# Written instruction
Return the entries verbatim and drop every picture.

# Records shown

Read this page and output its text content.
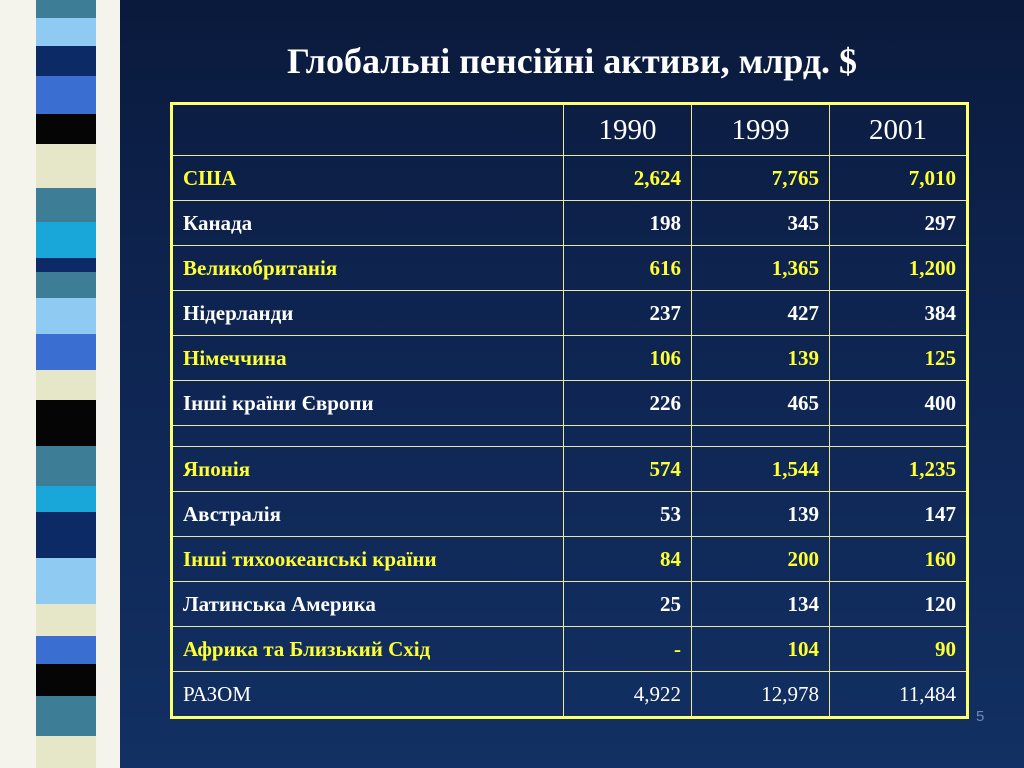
Глобальні пенсійні активи, млрд. $
	1990	1999	2001
США	2,624	7,765	7,010
Канада	198	345	297
Великобританія	616	1,365	1,200
Нідерланди	237	427	384
Німеччина	106	139	125
Інші країни Європи	226	465	400

Японія	574	1,544	1,235
Австралія	53	139	147
Інші тихоокеанські країни	84	200	160
Латинська Америка	25	134	120
Африка та Близький Схід	-	104	90
РАЗОМ	4,922	12,978	11,484
5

# Solution to this task
Read this page and output its text content.
Глобальні пенсійні активи, млрд. $
	1990	1999	2001
США	2,624	7,765	7,010
Канада	198	345	297
Великобританія	616	1,365	1,200
Нідерланди	237	427	384
Німеччина	106	139	125
Інші країни Європи	226	465	400

Японія	574	1,544	1,235
Австралія	53	139	147
Інші тихоокеанські країни	84	200	160
Латинська Америка	25	134	120
Африка та Близький Схід	-	104	90
РАЗОМ	4,922	12,978	11,484
5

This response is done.